■ SHORT TASK A ■
Please select every line of the rows that contains the string "axis" and copy each of those lines in full.

The staring of the array is from ebp-0x18 thus giving 0x18 A's we will reach till saved ebp , then next 4 byte will overwrite the saved ebp and the next will overwrite the return address .

    (gdb) x/wx $ebp+0x4
    0xffffce1c:     0x080484f2             /* return address before the overflow */
    (gdb) b * 0x80484da
    Breakpoint 5 at 0x80484da
    (gdb) c
    Continuing.
    AAAAAAAAAAAAAAAAAAAAAAAAAAAAAAAAAAAAAAAAAAAAAAAAAAAAAAAAAAAAAAAAAAAAAAAAAAAAAAAAAAAAAAAAAAAAAAAAAAAAAAAAAAAAAAAAAAAAAAAAAAAAAAAAAAAAAAAAAAAAAAAAAAAAAAAAAAAAAAAAAAAAAAAAAAAAAAAAAAAAAAAAAAAAAAAA

    Breakpoint 4, 0x080484da in vuln ()

    (gdb) x/4wx 0xffffce00
    0xffffce00:     0x41414141      0x41414141      0x41414141      0x41414141

let's talk about function epilogue .

■ INFORMATION GIVEN ■

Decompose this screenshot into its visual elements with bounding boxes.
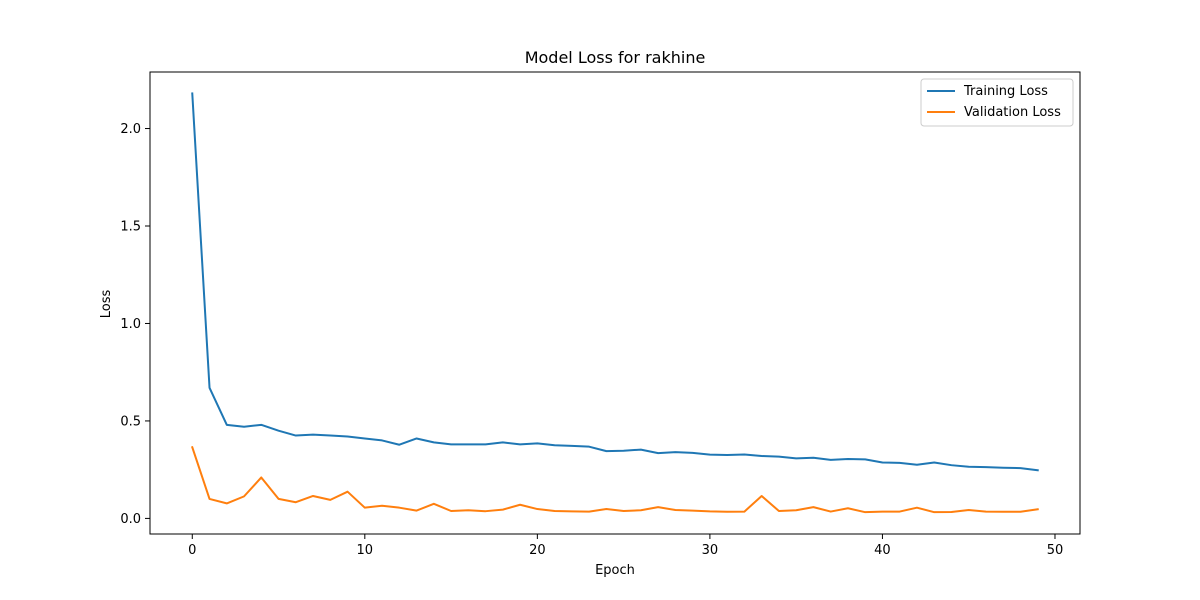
x-tick-label: 40 [874,543,891,558]
x-tick-label: 50 [1047,543,1064,558]
x-tick-label: 10 [357,543,374,558]
series-layer [191,92,1039,514]
y-tick-label: 0.5 [120,414,141,429]
x-tick-label: 20 [529,543,546,558]
y-tick-label: 0.0 [120,512,141,527]
x-tick-label: 0 [188,543,196,558]
plot-frame [149,71,1081,535]
legend-box [920,78,1074,127]
chart-title: Model Loss for rakhine [525,48,706,67]
y-tick-label: 1.0 [120,317,141,332]
y-axis-ticks: 0.0 0.5 1.0 1.5 2.0 [120,122,150,527]
x-tick-label: 30 [702,543,719,558]
x-axis-label: Epoch [595,563,635,578]
training-loss-line [191,92,1039,472]
y-axis-label: Loss [99,290,114,319]
legend-label-validation: Validation Loss [964,105,1061,120]
legend-label-training: Training Loss [963,84,1048,99]
legend: Training Loss Validation Loss [920,78,1074,127]
y-tick-label: 2.0 [120,122,141,137]
validation-loss-line [191,445,1039,514]
y-tick-label: 1.5 [120,220,141,235]
x-axis-ticks: 0 10 20 30 40 50 [188,534,1063,558]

■ SHORT TASK B ■
List every command entered at the (gdb) prompt in the buffer overflow passage.

■ FINAL ANSWER A ■
y-axis-ticks: 0.0 0.5 1.0 1.5 2.0 [120,122,150,527]
x-axis-label: Epoch [595,563,635,578]
y-axis-label: Loss [99,290,114,319]
x-axis-ticks: 0 10 20 30 40 50 [188,534,1063,558]

■ FINAL ANSWER B ■
x/wx $ebp+0x4
b * 0x80484da
c
x/4wx 0xffffce00